| TASK INSTRUCTIONS |
How many lines of the data hold the word "signal"? State the number and nothing else.

Start of EXERCISE INPUT

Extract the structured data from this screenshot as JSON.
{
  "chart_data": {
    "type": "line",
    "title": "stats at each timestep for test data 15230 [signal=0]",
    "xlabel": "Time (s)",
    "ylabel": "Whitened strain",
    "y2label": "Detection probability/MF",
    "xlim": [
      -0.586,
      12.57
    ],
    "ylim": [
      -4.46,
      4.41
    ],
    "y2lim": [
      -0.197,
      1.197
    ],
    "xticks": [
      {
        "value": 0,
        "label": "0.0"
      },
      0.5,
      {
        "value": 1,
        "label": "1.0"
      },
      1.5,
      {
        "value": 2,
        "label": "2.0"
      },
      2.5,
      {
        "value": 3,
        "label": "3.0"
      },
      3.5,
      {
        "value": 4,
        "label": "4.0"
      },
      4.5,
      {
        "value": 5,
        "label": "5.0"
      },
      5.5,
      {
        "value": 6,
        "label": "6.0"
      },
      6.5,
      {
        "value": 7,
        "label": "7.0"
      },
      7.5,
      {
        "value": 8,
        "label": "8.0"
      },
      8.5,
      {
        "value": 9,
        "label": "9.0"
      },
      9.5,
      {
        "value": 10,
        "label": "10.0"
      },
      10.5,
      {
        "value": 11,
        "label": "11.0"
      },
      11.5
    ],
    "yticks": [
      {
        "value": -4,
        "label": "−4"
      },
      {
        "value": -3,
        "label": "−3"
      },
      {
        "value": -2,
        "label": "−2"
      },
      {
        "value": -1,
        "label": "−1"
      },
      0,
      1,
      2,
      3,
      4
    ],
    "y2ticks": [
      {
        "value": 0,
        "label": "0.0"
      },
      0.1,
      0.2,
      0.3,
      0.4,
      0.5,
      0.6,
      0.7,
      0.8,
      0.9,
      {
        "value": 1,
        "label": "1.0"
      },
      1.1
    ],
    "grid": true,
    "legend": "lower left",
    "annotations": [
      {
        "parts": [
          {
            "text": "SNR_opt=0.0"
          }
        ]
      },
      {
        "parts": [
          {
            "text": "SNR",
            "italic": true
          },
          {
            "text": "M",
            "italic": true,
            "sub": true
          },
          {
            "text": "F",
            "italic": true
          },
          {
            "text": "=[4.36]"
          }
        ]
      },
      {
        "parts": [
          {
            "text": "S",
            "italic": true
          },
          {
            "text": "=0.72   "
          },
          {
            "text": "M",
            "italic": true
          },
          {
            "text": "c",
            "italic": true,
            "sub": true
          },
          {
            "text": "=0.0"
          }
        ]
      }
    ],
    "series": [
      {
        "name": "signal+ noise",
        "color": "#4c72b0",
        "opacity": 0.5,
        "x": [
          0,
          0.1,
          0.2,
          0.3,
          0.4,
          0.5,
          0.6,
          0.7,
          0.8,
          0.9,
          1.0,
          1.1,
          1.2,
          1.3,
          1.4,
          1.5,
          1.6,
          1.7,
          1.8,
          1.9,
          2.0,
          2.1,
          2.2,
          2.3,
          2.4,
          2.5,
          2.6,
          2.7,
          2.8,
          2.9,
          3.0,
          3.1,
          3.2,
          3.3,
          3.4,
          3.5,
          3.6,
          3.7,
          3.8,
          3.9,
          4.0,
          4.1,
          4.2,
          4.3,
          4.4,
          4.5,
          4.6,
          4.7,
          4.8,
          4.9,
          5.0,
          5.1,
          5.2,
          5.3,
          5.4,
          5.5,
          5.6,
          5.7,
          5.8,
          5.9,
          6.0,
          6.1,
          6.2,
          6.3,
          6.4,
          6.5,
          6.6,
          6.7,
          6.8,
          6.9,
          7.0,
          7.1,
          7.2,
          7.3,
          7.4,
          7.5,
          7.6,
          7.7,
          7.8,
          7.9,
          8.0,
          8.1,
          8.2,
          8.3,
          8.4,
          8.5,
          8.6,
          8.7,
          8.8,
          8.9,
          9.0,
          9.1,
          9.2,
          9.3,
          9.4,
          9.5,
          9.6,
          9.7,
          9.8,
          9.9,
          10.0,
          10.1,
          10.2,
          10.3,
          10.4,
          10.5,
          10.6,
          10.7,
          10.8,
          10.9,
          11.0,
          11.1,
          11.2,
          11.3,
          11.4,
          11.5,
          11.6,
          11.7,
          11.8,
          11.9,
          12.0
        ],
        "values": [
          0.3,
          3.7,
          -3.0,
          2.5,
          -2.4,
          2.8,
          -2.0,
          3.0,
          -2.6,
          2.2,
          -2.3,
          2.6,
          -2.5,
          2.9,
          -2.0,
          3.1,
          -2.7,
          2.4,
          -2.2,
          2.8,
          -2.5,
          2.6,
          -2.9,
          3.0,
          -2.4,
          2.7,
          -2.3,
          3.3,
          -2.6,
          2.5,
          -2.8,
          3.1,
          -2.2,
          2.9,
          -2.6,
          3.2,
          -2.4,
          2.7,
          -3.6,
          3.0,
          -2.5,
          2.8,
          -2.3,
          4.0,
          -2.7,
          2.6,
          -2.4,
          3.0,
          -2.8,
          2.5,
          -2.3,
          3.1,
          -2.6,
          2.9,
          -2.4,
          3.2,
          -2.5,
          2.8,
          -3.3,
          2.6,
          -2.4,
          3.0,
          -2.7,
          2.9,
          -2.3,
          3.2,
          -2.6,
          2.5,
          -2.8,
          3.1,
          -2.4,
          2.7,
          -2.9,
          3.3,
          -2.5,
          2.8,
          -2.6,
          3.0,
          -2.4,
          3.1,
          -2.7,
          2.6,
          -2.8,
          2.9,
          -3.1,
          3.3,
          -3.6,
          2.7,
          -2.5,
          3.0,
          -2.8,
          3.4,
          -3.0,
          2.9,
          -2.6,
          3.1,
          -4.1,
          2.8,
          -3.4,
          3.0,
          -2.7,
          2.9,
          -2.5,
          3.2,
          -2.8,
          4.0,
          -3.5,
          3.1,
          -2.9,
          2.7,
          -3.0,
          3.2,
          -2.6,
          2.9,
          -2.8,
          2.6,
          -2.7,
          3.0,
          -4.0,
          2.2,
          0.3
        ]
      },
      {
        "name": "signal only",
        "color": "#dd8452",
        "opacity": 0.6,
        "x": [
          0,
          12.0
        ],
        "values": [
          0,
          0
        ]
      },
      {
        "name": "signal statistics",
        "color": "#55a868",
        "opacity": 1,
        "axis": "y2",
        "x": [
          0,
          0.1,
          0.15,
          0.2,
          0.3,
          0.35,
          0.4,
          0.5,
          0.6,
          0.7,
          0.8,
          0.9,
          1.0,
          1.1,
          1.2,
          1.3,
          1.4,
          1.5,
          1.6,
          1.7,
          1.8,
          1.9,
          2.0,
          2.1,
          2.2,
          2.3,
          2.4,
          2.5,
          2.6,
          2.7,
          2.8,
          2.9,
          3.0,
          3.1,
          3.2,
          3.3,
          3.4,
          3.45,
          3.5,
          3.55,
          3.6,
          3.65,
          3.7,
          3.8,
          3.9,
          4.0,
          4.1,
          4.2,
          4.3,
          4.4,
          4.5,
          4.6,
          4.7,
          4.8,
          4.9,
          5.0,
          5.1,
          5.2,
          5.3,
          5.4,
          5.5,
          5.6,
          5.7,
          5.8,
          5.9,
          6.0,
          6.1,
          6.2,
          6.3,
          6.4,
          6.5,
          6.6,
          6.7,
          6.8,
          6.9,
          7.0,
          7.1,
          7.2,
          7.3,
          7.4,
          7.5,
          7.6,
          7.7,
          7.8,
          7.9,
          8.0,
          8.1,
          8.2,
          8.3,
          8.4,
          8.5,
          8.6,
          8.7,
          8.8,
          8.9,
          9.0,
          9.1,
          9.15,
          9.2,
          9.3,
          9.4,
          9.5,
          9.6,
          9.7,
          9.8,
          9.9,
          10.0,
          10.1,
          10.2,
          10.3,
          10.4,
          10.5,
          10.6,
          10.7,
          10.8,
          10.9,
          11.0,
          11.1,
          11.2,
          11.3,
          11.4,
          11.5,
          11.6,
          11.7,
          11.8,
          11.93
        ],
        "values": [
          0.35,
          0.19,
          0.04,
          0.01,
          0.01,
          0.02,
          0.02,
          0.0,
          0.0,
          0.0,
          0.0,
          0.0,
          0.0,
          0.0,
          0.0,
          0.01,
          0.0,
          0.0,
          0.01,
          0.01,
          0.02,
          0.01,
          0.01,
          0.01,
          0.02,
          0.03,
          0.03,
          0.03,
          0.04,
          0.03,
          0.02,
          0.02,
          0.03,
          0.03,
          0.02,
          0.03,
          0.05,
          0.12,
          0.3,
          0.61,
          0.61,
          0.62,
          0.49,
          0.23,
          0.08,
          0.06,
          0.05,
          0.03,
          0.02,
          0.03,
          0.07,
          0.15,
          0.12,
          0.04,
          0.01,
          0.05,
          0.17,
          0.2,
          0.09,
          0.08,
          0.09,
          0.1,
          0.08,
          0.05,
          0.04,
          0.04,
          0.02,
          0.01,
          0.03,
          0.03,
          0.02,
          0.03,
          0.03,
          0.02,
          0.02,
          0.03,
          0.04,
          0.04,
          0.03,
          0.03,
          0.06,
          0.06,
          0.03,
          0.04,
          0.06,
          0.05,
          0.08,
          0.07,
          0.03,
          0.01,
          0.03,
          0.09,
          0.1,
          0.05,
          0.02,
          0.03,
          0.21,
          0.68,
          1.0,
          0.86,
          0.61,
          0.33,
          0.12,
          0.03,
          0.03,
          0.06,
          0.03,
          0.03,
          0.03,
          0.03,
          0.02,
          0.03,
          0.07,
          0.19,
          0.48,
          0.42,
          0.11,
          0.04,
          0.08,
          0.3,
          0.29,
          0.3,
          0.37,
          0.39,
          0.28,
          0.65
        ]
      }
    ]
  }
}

End of EXERCISE INPUT

| FULL OUTPUT |
4